┌─ Task data

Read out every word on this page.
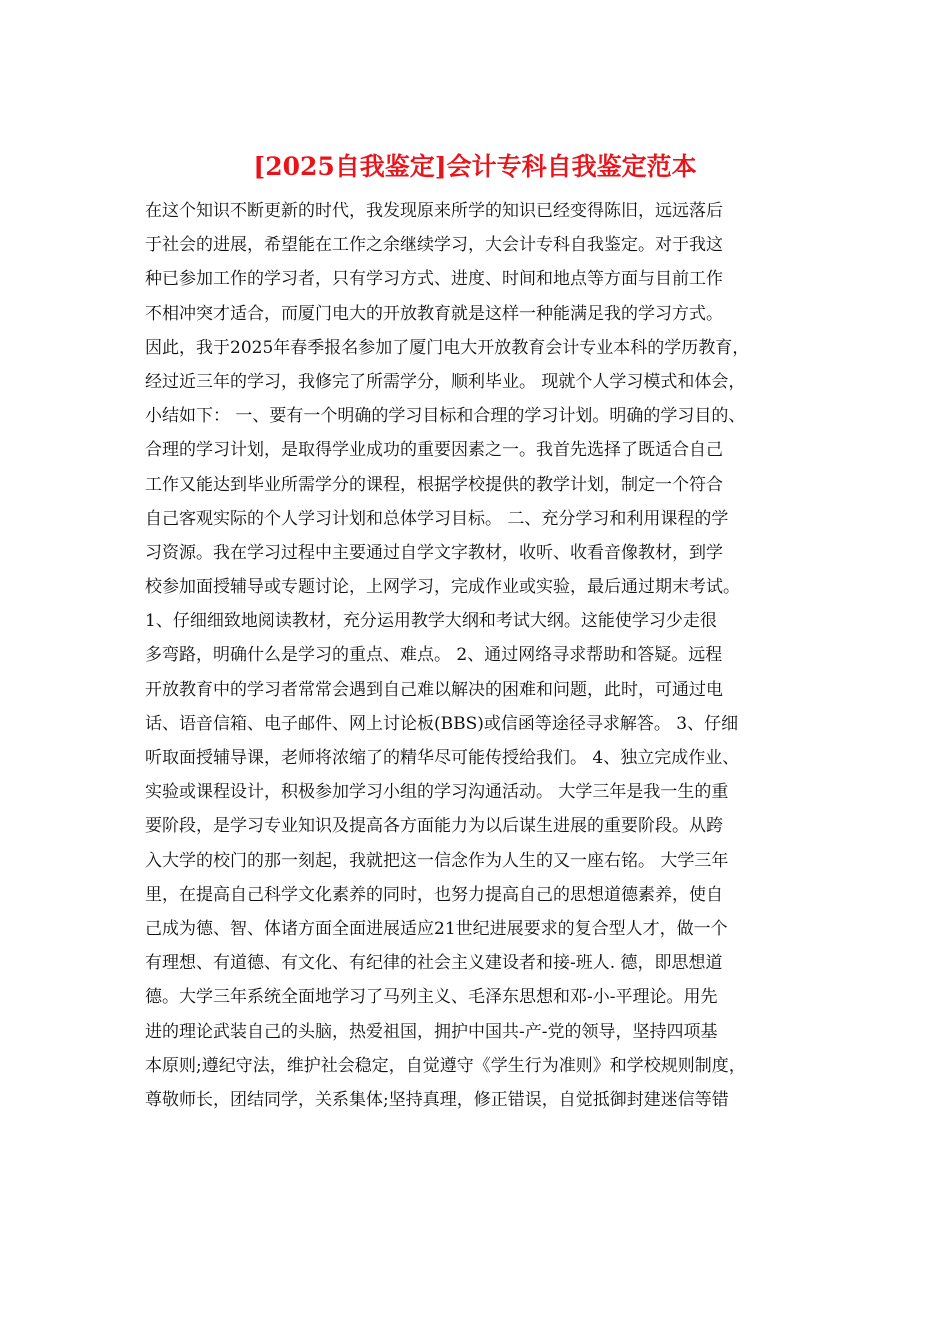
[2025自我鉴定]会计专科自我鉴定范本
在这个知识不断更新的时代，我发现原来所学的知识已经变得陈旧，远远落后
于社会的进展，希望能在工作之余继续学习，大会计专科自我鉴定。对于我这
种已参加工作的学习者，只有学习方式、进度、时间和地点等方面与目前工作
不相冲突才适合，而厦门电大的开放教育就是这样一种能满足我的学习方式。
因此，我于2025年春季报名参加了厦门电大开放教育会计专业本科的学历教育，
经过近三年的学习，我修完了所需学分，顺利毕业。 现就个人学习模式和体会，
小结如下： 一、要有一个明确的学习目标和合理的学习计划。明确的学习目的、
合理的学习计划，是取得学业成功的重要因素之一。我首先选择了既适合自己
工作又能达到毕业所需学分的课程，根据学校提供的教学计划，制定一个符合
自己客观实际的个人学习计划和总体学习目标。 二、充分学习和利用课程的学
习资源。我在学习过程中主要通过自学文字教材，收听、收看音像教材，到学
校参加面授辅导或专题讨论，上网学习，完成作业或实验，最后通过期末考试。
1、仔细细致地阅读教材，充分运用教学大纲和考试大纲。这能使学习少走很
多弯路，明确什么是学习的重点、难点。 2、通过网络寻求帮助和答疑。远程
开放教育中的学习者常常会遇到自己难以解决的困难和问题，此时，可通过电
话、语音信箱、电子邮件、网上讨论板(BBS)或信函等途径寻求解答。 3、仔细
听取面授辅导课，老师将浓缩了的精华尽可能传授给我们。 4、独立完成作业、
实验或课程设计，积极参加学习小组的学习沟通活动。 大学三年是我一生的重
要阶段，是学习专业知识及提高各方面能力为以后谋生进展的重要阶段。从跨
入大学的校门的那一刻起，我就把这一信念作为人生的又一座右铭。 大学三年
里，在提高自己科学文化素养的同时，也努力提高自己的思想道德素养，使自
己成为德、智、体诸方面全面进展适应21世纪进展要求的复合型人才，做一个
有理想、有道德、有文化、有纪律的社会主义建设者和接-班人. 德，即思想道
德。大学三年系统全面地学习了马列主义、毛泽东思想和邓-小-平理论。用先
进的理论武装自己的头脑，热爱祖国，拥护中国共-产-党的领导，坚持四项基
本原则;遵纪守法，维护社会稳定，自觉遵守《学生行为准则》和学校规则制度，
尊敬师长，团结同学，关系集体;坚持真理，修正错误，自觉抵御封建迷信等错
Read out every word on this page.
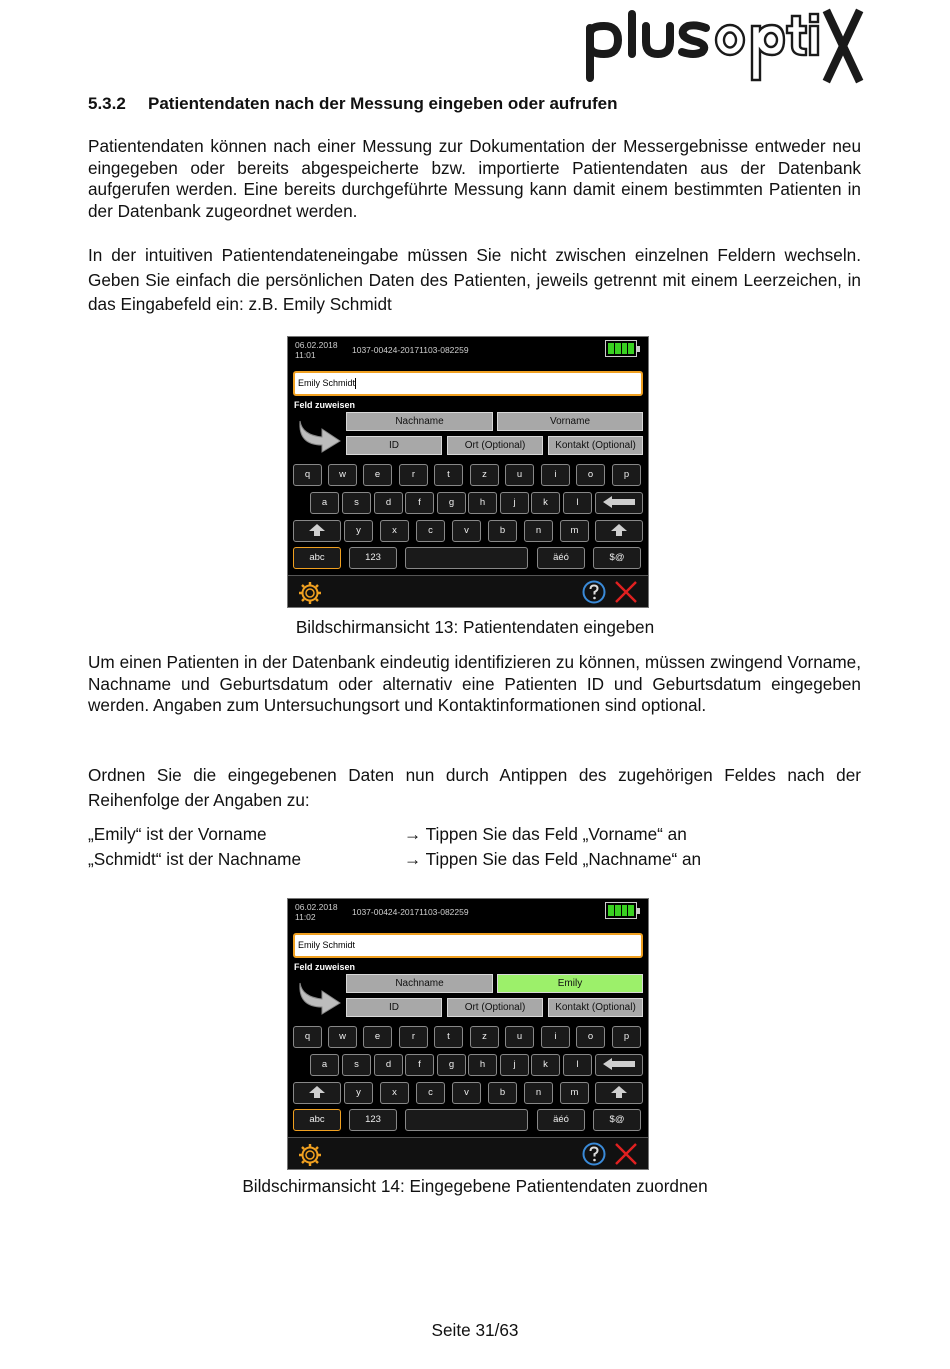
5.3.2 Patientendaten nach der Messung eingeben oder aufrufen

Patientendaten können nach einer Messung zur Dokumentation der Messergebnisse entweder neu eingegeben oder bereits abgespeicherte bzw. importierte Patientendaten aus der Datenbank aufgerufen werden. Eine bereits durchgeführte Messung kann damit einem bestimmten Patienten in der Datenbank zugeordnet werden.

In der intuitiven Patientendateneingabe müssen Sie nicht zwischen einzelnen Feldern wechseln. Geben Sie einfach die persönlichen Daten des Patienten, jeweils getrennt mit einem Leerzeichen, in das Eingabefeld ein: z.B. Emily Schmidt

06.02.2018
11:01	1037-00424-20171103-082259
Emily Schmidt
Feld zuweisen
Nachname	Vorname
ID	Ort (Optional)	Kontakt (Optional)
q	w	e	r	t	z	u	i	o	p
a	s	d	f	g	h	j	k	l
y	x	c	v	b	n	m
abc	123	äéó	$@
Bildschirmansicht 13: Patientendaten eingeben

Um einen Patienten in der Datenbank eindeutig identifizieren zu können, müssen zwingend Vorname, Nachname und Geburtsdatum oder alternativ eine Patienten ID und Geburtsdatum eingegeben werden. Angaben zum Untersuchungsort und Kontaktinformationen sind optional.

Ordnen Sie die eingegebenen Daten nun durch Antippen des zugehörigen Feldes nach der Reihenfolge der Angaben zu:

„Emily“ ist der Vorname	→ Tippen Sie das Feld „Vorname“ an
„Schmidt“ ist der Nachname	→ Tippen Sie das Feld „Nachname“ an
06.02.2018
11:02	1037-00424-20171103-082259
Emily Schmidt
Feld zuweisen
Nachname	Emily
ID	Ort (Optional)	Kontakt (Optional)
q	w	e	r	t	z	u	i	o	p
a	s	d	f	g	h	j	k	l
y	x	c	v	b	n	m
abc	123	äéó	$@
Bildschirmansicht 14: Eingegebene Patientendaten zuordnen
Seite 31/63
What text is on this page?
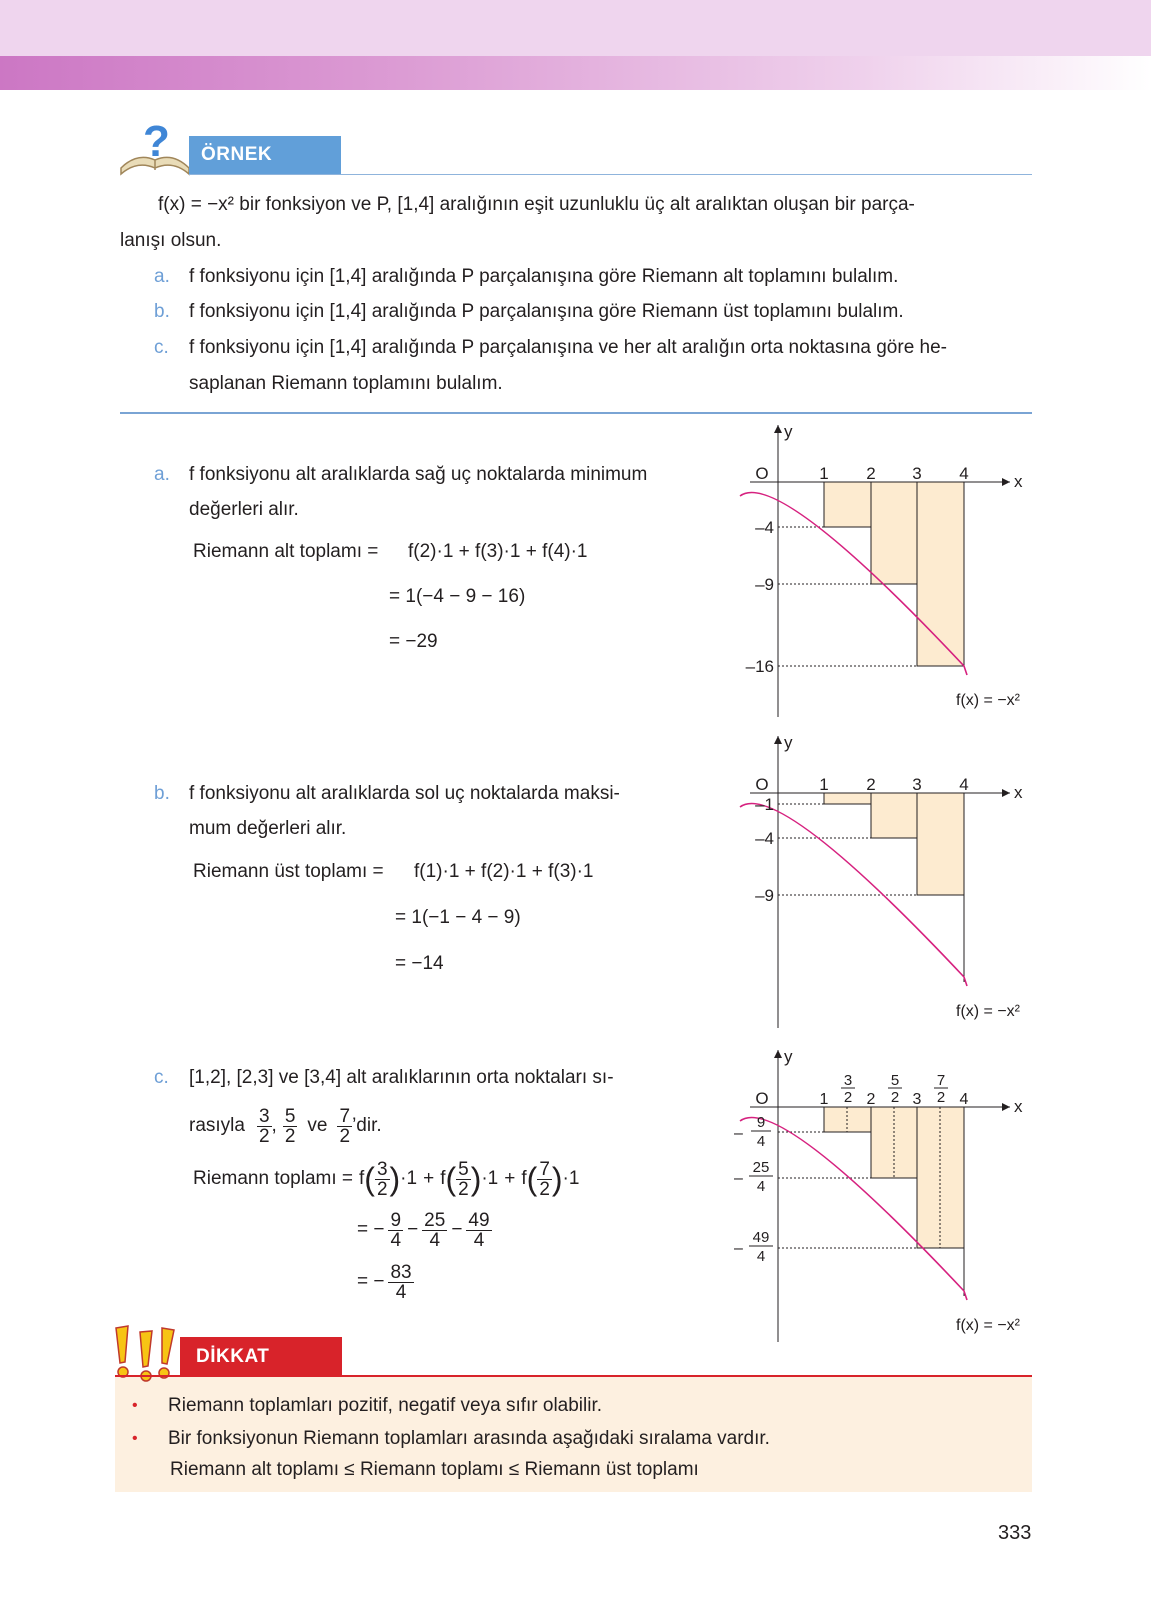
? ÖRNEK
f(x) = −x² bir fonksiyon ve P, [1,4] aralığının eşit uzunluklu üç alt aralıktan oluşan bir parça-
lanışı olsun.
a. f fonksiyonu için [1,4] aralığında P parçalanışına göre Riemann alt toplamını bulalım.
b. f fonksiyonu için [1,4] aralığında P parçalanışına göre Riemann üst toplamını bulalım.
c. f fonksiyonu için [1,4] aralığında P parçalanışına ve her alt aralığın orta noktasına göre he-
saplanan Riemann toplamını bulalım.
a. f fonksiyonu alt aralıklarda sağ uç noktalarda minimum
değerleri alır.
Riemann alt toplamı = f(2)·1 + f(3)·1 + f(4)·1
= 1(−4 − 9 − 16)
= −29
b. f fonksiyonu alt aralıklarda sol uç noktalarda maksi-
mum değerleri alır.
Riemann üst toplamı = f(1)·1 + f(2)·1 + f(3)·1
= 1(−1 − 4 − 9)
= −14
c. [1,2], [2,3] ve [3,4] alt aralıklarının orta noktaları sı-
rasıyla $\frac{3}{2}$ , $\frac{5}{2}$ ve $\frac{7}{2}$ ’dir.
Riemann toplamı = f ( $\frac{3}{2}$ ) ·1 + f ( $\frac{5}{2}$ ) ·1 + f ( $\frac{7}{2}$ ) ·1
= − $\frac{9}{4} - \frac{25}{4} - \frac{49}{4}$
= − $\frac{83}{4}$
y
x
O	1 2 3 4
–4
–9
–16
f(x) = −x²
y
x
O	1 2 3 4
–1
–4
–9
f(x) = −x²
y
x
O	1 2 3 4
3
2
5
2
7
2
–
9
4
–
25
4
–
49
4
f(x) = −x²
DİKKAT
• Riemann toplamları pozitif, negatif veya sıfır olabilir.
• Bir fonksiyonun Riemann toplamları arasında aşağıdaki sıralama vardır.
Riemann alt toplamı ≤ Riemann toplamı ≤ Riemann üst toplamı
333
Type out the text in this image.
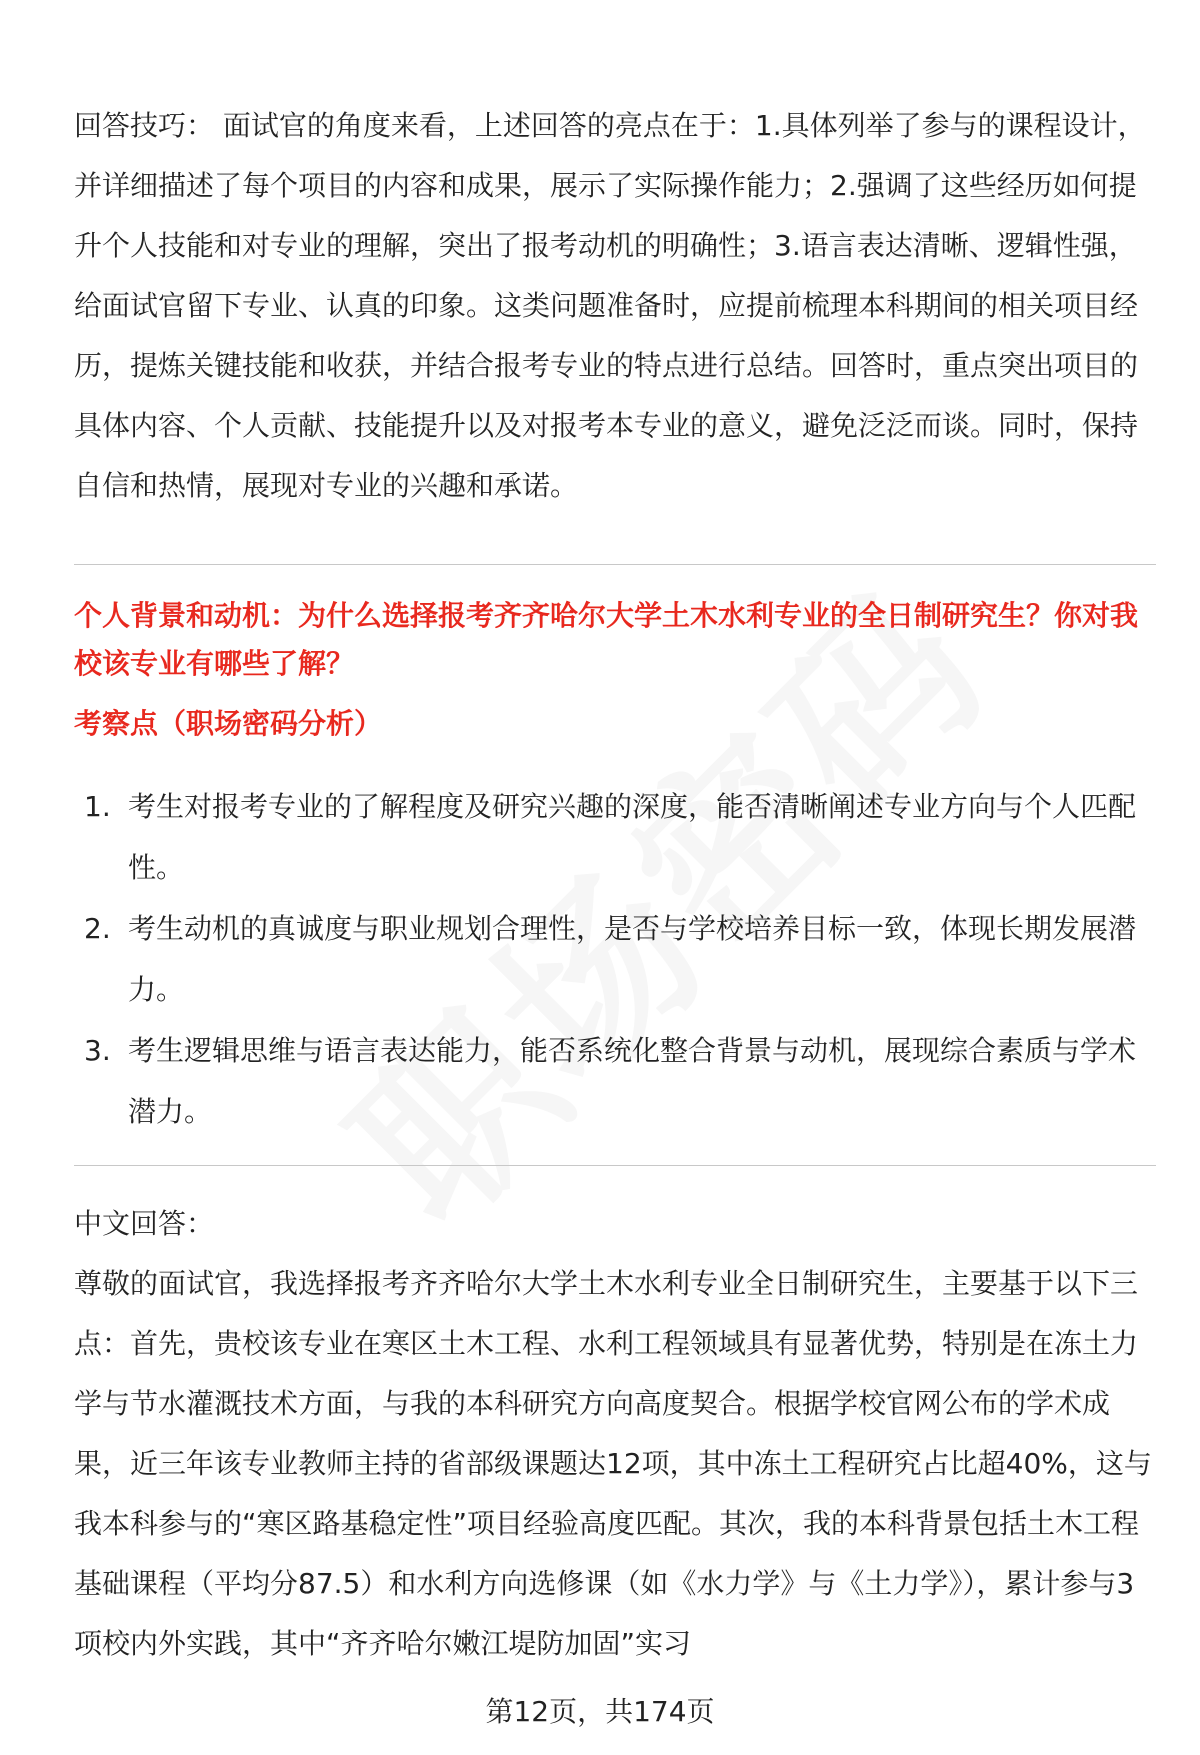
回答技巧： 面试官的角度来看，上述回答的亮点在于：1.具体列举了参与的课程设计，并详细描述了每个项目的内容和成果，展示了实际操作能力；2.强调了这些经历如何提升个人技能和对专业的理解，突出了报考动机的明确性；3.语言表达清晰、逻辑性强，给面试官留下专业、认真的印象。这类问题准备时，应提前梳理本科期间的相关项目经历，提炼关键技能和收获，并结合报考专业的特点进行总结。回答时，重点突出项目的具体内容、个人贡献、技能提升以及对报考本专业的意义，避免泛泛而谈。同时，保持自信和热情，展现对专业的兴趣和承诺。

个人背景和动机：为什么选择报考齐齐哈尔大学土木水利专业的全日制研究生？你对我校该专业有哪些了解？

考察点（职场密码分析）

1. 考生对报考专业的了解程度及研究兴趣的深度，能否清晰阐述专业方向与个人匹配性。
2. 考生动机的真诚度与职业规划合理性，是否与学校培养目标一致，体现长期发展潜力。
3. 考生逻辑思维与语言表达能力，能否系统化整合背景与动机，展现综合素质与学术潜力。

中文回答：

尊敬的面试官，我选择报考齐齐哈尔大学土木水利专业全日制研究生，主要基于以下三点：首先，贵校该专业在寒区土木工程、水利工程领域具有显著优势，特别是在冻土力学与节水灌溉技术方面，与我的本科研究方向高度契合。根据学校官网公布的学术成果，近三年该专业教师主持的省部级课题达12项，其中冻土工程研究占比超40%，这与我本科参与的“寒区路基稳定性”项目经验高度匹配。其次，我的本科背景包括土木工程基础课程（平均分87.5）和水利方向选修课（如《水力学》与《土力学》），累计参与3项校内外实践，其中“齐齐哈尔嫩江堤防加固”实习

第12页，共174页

└─

• _Work to be completed_
Return only the number of lines in the entries that contain the string "Emily".

• _Task solution_
5